■ Exercise ■
Take the records underneath and set them down exactly.

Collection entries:
......

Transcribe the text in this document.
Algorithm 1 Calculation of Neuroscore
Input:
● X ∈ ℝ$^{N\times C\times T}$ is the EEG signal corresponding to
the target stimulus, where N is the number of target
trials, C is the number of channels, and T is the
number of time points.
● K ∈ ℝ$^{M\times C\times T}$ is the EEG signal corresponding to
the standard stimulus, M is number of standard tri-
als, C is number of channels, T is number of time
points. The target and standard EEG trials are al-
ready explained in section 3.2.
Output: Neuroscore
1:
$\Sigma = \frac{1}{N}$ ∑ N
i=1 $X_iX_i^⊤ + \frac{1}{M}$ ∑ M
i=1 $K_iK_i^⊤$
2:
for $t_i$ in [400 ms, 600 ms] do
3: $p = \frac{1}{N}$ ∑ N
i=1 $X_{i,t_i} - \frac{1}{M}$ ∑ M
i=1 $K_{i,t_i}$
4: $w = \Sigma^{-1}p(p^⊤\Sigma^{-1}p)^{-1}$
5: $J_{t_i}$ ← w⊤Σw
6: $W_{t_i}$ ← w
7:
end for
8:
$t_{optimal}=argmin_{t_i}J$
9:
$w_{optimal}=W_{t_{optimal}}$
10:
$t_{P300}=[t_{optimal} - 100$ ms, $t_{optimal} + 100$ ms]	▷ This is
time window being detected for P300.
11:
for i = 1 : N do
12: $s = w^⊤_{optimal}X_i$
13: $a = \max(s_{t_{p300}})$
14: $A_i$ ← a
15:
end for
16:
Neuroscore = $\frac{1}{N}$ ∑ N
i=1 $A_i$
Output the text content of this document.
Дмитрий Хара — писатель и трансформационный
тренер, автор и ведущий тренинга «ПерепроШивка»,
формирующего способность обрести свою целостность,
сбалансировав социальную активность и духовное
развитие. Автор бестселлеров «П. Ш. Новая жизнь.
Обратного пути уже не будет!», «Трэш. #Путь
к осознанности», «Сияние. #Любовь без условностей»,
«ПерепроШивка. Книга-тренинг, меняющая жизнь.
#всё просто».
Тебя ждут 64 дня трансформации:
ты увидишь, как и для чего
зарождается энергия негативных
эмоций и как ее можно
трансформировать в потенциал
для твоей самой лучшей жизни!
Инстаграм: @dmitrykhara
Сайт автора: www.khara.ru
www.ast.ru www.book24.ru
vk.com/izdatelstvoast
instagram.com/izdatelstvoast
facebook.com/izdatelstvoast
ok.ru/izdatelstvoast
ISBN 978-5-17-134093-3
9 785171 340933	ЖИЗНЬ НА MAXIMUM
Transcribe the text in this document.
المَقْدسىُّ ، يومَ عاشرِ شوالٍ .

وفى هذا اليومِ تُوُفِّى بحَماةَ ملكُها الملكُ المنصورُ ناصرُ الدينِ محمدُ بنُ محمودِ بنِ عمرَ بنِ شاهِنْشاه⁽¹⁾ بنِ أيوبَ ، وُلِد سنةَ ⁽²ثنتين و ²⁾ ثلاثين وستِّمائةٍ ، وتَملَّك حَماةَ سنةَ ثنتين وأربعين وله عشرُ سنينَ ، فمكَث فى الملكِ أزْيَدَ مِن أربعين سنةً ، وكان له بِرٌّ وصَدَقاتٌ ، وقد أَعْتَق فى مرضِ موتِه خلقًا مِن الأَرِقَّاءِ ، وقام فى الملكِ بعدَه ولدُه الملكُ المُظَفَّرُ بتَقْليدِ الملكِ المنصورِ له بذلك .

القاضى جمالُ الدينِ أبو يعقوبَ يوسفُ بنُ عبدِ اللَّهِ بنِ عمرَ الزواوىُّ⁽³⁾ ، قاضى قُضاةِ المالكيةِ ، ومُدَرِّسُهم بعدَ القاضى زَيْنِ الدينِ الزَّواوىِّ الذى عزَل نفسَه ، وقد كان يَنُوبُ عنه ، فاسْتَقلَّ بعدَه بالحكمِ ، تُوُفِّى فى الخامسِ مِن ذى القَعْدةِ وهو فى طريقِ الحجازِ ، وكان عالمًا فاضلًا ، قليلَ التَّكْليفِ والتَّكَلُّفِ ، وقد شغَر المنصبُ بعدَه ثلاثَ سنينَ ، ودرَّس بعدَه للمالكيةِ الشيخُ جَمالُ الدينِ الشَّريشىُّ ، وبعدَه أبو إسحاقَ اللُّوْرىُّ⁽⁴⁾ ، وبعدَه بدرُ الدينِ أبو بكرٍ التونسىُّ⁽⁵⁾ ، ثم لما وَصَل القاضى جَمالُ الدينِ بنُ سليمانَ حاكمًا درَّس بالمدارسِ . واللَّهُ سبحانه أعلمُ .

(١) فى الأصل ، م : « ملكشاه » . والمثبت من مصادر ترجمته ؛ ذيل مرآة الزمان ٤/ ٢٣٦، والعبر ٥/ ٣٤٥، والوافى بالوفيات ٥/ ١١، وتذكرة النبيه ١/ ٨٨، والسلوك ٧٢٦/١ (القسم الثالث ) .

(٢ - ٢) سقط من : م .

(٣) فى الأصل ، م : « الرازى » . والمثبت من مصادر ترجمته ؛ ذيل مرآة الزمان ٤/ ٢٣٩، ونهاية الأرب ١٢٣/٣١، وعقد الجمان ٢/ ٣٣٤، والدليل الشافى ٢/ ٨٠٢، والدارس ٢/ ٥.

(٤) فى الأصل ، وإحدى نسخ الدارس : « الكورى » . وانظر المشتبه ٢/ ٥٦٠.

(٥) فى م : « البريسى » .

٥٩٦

......

■ Solution ■
Transcribe the text in this document.
Algorithm 1 Calculation of Neuroscore
Input:
● X ∈ ℝ$^{N\times C\times T}$ is the EEG signal corresponding to
the target stimulus, where N is the number of target
trials, C is the number of channels, and T is the
number of time points.
● K ∈ ℝ$^{M\times C\times T}$ is the EEG signal corresponding to
the standard stimulus, M is number of standard tri-
als, C is number of channels, T is number of time
points. The target and standard EEG trials are al-
ready explained in section 3.2.
Output: Neuroscore
1:
$\Sigma = \frac{1}{N}$ ∑ N
i=1 $X_iX_i^⊤ + \frac{1}{M}$ ∑ M
i=1 $K_iK_i^⊤$
2:
for $t_i$ in [400 ms, 600 ms] do
3: $p = \frac{1}{N}$ ∑ N
i=1 $X_{i,t_i} - \frac{1}{M}$ ∑ M
i=1 $K_{i,t_i}$
4: $w = \Sigma^{-1}p(p^⊤\Sigma^{-1}p)^{-1}$
5: $J_{t_i}$ ← w⊤Σw
6: $W_{t_i}$ ← w
7:
end for
8:
$t_{optimal}=argmin_{t_i}J$
9:
$w_{optimal}=W_{t_{optimal}}$
10:
$t_{P300}=[t_{optimal} - 100$ ms, $t_{optimal} + 100$ ms]	▷ This is
time window being detected for P300.
11:
for i = 1 : N do
12: $s = w^⊤_{optimal}X_i$
13: $a = \max(s_{t_{p300}})$
14: $A_i$ ← a
15:
end for
16:
Neuroscore = $\frac{1}{N}$ ∑ N
i=1 $A_i$
Output the text content of this document.
Дмитрий Хара — писатель и трансформационный
тренер, автор и ведущий тренинга «ПерепроШивка»,
формирующего способность обрести свою целостность,
сбалансировав социальную активность и духовное
развитие. Автор бестселлеров «П. Ш. Новая жизнь.
Обратного пути уже не будет!», «Трэш. #Путь
к осознанности», «Сияние. #Любовь без условностей»,
«ПерепроШивка. Книга-тренинг, меняющая жизнь.
#всё просто».
Тебя ждут 64 дня трансформации:
ты увидишь, как и для чего
зарождается энергия негативных
эмоций и как ее можно
трансформировать в потенциал
для твоей самой лучшей жизни!
Инстаграм: @dmitrykhara
Сайт автора: www.khara.ru
www.ast.ru www.book24.ru
vk.com/izdatelstvoast
instagram.com/izdatelstvoast
facebook.com/izdatelstvoast
ok.ru/izdatelstvoast
ISBN 978-5-17-134093-3
9 785171 340933	ЖИЗНЬ НА MAXIMUM
Transcribe the text in this document.
المَقْدسىُّ ، يومَ عاشرِ شوالٍ .

وفى هذا اليومِ تُوُفِّى بحَماةَ ملكُها الملكُ المنصورُ ناصرُ الدينِ محمدُ بنُ محمودِ بنِ عمرَ بنِ شاهِنْشاه⁽¹⁾ بنِ أيوبَ ، وُلِد سنةَ ⁽²ثنتين و ²⁾ ثلاثين وستِّمائةٍ ، وتَملَّك حَماةَ سنةَ ثنتين وأربعين وله عشرُ سنينَ ، فمكَث فى الملكِ أزْيَدَ مِن أربعين سنةً ، وكان له بِرٌّ وصَدَقاتٌ ، وقد أَعْتَق فى مرضِ موتِه خلقًا مِن الأَرِقَّاءِ ، وقام فى الملكِ بعدَه ولدُه الملكُ المُظَفَّرُ بتَقْليدِ الملكِ المنصورِ له بذلك .

القاضى جمالُ الدينِ أبو يعقوبَ يوسفُ بنُ عبدِ اللَّهِ بنِ عمرَ الزواوىُّ⁽³⁾ ، قاضى قُضاةِ المالكيةِ ، ومُدَرِّسُهم بعدَ القاضى زَيْنِ الدينِ الزَّواوىِّ الذى عزَل نفسَه ، وقد كان يَنُوبُ عنه ، فاسْتَقلَّ بعدَه بالحكمِ ، تُوُفِّى فى الخامسِ مِن ذى القَعْدةِ وهو فى طريقِ الحجازِ ، وكان عالمًا فاضلًا ، قليلَ التَّكْليفِ والتَّكَلُّفِ ، وقد شغَر المنصبُ بعدَه ثلاثَ سنينَ ، ودرَّس بعدَه للمالكيةِ الشيخُ جَمالُ الدينِ الشَّريشىُّ ، وبعدَه أبو إسحاقَ اللُّوْرىُّ⁽⁴⁾ ، وبعدَه بدرُ الدينِ أبو بكرٍ التونسىُّ⁽⁵⁾ ، ثم لما وَصَل القاضى جَمالُ الدينِ بنُ سليمانَ حاكمًا درَّس بالمدارسِ . واللَّهُ سبحانه أعلمُ .

(١) فى الأصل ، م : « ملكشاه » . والمثبت من مصادر ترجمته ؛ ذيل مرآة الزمان ٤/ ٢٣٦، والعبر ٥/ ٣٤٥، والوافى بالوفيات ٥/ ١١، وتذكرة النبيه ١/ ٨٨، والسلوك ٧٢٦/١ (القسم الثالث ) .

(٢ - ٢) سقط من : م .

(٣) فى الأصل ، م : « الرازى » . والمثبت من مصادر ترجمته ؛ ذيل مرآة الزمان ٤/ ٢٣٩، ونهاية الأرب ١٢٣/٣١، وعقد الجمان ٢/ ٣٣٤، والدليل الشافى ٢/ ٨٠٢، والدارس ٢/ ٥.

(٤) فى الأصل ، وإحدى نسخ الدارس : « الكورى » . وانظر المشتبه ٢/ ٥٦٠.

(٥) فى م : « البريسى » .

٥٩٦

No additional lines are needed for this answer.